Directions: Render every line of the records below as a Markdown table with the columns Row and Record line, skipping blank lines and leaving out any pictures.

===============

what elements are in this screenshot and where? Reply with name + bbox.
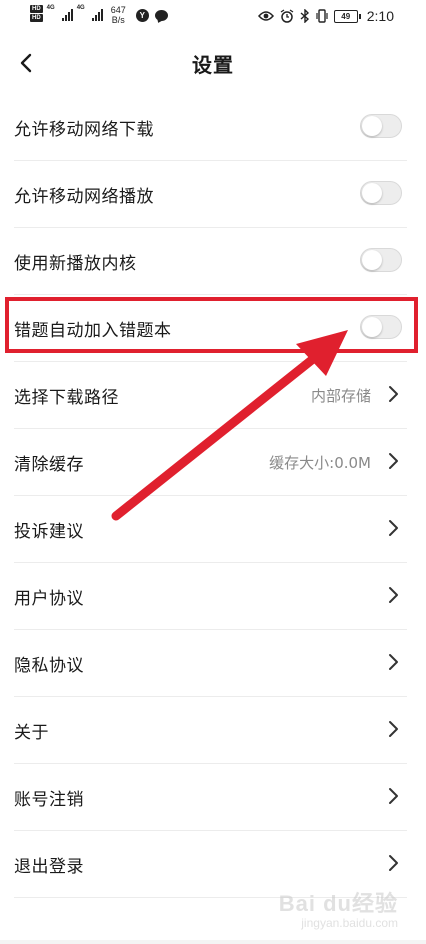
setting-feedback[interactable]: 投诉建议 bbox=[14, 496, 407, 563]
battery-icon: 49 bbox=[333, 9, 361, 23]
hd-badges: HD HD bbox=[30, 5, 43, 22]
setting-label: 投诉建议 bbox=[14, 522, 84, 542]
setting-mobile-play[interactable]: 允许移动网络播放 bbox=[14, 161, 407, 228]
chevron-right-icon bbox=[389, 587, 398, 603]
setting-about[interactable]: 关于 bbox=[14, 697, 407, 764]
chevron-right-icon bbox=[389, 386, 398, 402]
page-title: 设置 bbox=[192, 53, 234, 77]
setting-label: 使用新播放内核 bbox=[14, 254, 137, 274]
chevron-right-icon bbox=[389, 855, 398, 871]
setting-label: 允许移动网络播放 bbox=[14, 187, 154, 207]
setting-label: 错题自动加入错题本 bbox=[14, 321, 172, 341]
setting-label: 退出登录 bbox=[14, 857, 84, 877]
watermark-logo: Bai du经验 jingyan.baidu.com bbox=[279, 886, 398, 930]
settings-list: 允许移动网络下载 允许移动网络播放 使用新播放内核 错题自动加入错题本 选择下载… bbox=[0, 94, 426, 898]
chevron-right-icon bbox=[389, 654, 398, 670]
speed-value: 647 bbox=[110, 5, 126, 15]
setting-label: 清除缓存 bbox=[14, 455, 84, 475]
bottom-edge bbox=[0, 940, 426, 944]
battery-level: 49 bbox=[333, 9, 358, 23]
watermark-text: Bai du经验 bbox=[278, 891, 398, 916]
chevron-right-icon bbox=[389, 453, 398, 469]
network-type-label: 4G bbox=[76, 5, 85, 11]
setting-label: 账号注销 bbox=[14, 790, 84, 810]
signal-icon bbox=[91, 5, 103, 21]
setting-label: 用户协议 bbox=[14, 589, 84, 609]
setting-download-path[interactable]: 选择下载路径 内部存储 bbox=[14, 362, 407, 429]
hd-icon: HD bbox=[30, 14, 43, 22]
setting-mobile-download[interactable]: 允许移动网络下载 bbox=[14, 94, 407, 161]
mobile-download-toggle[interactable] bbox=[360, 114, 402, 138]
mobile-play-toggle[interactable] bbox=[360, 181, 402, 205]
bluetooth-icon bbox=[300, 9, 309, 23]
download-path-value: 内部存储 bbox=[310, 387, 371, 405]
setting-delete-account[interactable]: 账号注销 bbox=[14, 764, 407, 831]
vibrate-icon bbox=[316, 9, 328, 23]
chevron-right-icon bbox=[389, 721, 398, 737]
network-speed: 647 B/s bbox=[111, 5, 126, 25]
status-left: HD HD 4G 4G 647 B/s Y bbox=[30, 5, 168, 25]
setting-label: 隐私协议 bbox=[14, 656, 84, 676]
status-bar: HD HD 4G 4G 647 B/s Y 49 2:10 bbox=[0, 0, 426, 34]
status-right: 49 2:10 bbox=[257, 8, 394, 24]
chevron-right-icon bbox=[389, 788, 398, 804]
setting-auto-add-mistakes[interactable]: 错题自动加入错题本 bbox=[14, 295, 407, 362]
setting-user-agreement[interactable]: 用户协议 bbox=[14, 563, 407, 630]
clock: 2:10 bbox=[366, 8, 394, 24]
watermark-sub: jingyan.baidu.com bbox=[301, 916, 398, 930]
auto-add-mistakes-toggle[interactable] bbox=[360, 315, 402, 339]
setting-label: 选择下载路径 bbox=[14, 388, 119, 408]
signal-icon bbox=[61, 5, 73, 21]
setting-label: 允许移动网络下载 bbox=[14, 120, 154, 140]
setting-privacy-policy[interactable]: 隐私协议 bbox=[14, 630, 407, 697]
message-icon bbox=[154, 10, 168, 21]
header: 设置 bbox=[0, 34, 426, 94]
network-type-label: 4G bbox=[46, 5, 55, 11]
alarm-icon bbox=[280, 9, 294, 23]
chevron-right-icon bbox=[389, 520, 398, 536]
new-player-core-toggle[interactable] bbox=[360, 248, 402, 272]
speed-unit: B/s bbox=[111, 15, 125, 25]
setting-label: 关于 bbox=[14, 723, 49, 743]
setting-clear-cache[interactable]: 清除缓存 缓存大小:0.0M bbox=[14, 429, 407, 496]
hd-icon: HD bbox=[30, 5, 43, 13]
cache-size-value: 缓存大小:0.0M bbox=[269, 454, 371, 472]
setting-new-player-core[interactable]: 使用新播放内核 bbox=[14, 228, 407, 295]
eye-icon bbox=[257, 11, 274, 21]
y-app-icon: Y bbox=[135, 9, 149, 22]
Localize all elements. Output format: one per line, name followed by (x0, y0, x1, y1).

===============

Answer to the task:
| Row | Record line |
|---|---|
| 1 | what elements are in this screenshot and where? Reply with name + bbox. |
| 2 | setting-feedback[interactable]: 投诉建议 bbox=[14, 496, 407, 563] |
| 3 | battery-icon: 49 bbox=[333, 9, 361, 23] |
| 4 | hd-badges: HD HD bbox=[30, 5, 43, 22] |
| 5 | setting-label: 投诉建议 bbox=[14, 522, 84, 542] |
| 6 | setting-mobile-play[interactable]: 允许移动网络播放 bbox=[14, 161, 407, 228] |
| 7 | chevron-right-icon bbox=[389, 587, 398, 603] |
| 8 | setting-about[interactable]: 关于 bbox=[14, 697, 407, 764] |
| 9 | chevron-right-icon bbox=[389, 386, 398, 402] |
| 10 | page-title: 设置 bbox=[192, 53, 234, 77] |
| 11 | setting-label: 使用新播放内核 bbox=[14, 254, 137, 274] |
| 12 | chevron-right-icon bbox=[389, 855, 398, 871] |
| 13 | setting-label: 允许移动网络播放 bbox=[14, 187, 154, 207] |
| 14 | setting-label: 错题自动加入错题本 bbox=[14, 321, 172, 341] |
| 15 | setting-label: 退出登录 bbox=[14, 857, 84, 877] |
| 16 | watermark-logo: Bai du经验 jingyan.baidu.com bbox=[279, 886, 398, 930] |
| 17 | settings-list: 允许移动网络下载 允许移动网络播放 使用新播放内核 错题自动加入错题本 选择下载… bbox=[0, 94, 426, 898] |
| 18 | chevron-right-icon bbox=[389, 654, 398, 670] |
| 19 | speed-value: 647 bbox=[110, 5, 126, 15] |
| 20 | setting-label: 清除缓存 bbox=[14, 455, 84, 475] |
| 21 | bottom-edge bbox=[0, 940, 426, 944] |
| 22 | battery-level: 49 bbox=[333, 9, 358, 23] |
| 23 | watermark-text: Bai du经验 bbox=[278, 891, 398, 916] |
| 24 | chevron-right-icon bbox=[389, 453, 398, 469] |
| 25 | network-type-label: 4G bbox=[76, 5, 85, 11] |
| 26 | setting-label: 账号注销 bbox=[14, 790, 84, 810] |
| 27 | signal-icon bbox=[91, 5, 103, 21] |
| 28 | setting-label: 用户协议 bbox=[14, 589, 84, 609] |
| 29 | setting-download-path[interactable]: 选择下载路径 内部存储 bbox=[14, 362, 407, 429] |
| 30 | hd-icon: HD bbox=[30, 14, 43, 22] |
| 31 | setting-mobile-download[interactable]: 允许移动网络下载 bbox=[14, 94, 407, 161] |
| 32 | mobile-download-toggle[interactable] bbox=[360, 114, 402, 138] |
| 33 | mobile-play-toggle[interactable] bbox=[360, 181, 402, 205] |
| 34 | bluetooth-icon bbox=[300, 9, 309, 23] |
| 35 | download-path-value: 内部存储 bbox=[310, 387, 371, 405] |
| 36 | setting-delete-account[interactable]: 账号注销 bbox=[14, 764, 407, 831] |
| 37 | vibrate-icon bbox=[316, 9, 328, 23] |
| 38 | chevron-right-icon bbox=[389, 721, 398, 737] |
| 39 | network-speed: 647 B/s bbox=[111, 5, 126, 25] |
| 40 | status-left: HD HD 4G 4G 647 B/s Y bbox=[30, 5, 168, 25] |
| 41 | setting-label: 隐私协议 bbox=[14, 656, 84, 676] |
| 42 | status-bar: HD HD 4G 4G 647 B/s Y 49 2:10 bbox=[0, 0, 426, 34] |
| 43 | status-right: 49 2:10 bbox=[257, 8, 394, 24] |
| 44 | chevron-right-icon bbox=[389, 788, 398, 804] |
| 45 | setting-auto-add-mistakes[interactable]: 错题自动加入错题本 bbox=[14, 295, 407, 362] |
| 46 | setting-user-agreement[interactable]: 用户协议 bbox=[14, 563, 407, 630] |
| 47 | clock: 2:10 bbox=[366, 8, 394, 24] |
| 48 | watermark-sub: jingyan.baidu.com bbox=[301, 916, 398, 930] |
| 49 | auto-add-mistakes-toggle[interactable] bbox=[360, 315, 402, 339] |
| 50 | setting-label: 选择下载路径 bbox=[14, 388, 119, 408] |
| 51 | signal-icon bbox=[61, 5, 73, 21] |
| 52 | setting-label: 允许移动网络下载 bbox=[14, 120, 154, 140] |
| 53 | setting-privacy-policy[interactable]: 隐私协议 bbox=[14, 630, 407, 697] |
| 54 | message-icon bbox=[154, 10, 168, 21] |
| 55 | header: 设置 bbox=[0, 34, 426, 94] |
| 56 | network-type-label: 4G bbox=[46, 5, 55, 11] |
| 57 | alarm-icon bbox=[280, 9, 294, 23] |
| 58 | chevron-right-icon bbox=[389, 520, 398, 536] |
| 59 | new-player-core-toggle[interactable] bbox=[360, 248, 402, 272] |
| 60 | speed-unit: B/s bbox=[111, 15, 125, 25] |
| 61 | setting-label: 关于 bbox=[14, 723, 49, 743] |
| 62 | setting-clear-cache[interactable]: 清除缓存 缓存大小:0.0M bbox=[14, 429, 407, 496] |
| 63 | hd-icon: HD bbox=[30, 5, 43, 13] |
| 64 | cache-size-value: 缓存大小:0.0M bbox=[269, 454, 371, 472] |
| 65 | setting-new-player-core[interactable]: 使用新播放内核 bbox=[14, 228, 407, 295] |
| 66 | eye-icon bbox=[257, 11, 274, 21] |
| 67 | y-app-icon: Y bbox=[135, 9, 149, 22] |
| 68 | Localize all elements. Output format: one per line, name followed by (x0, y0, x1, y1). |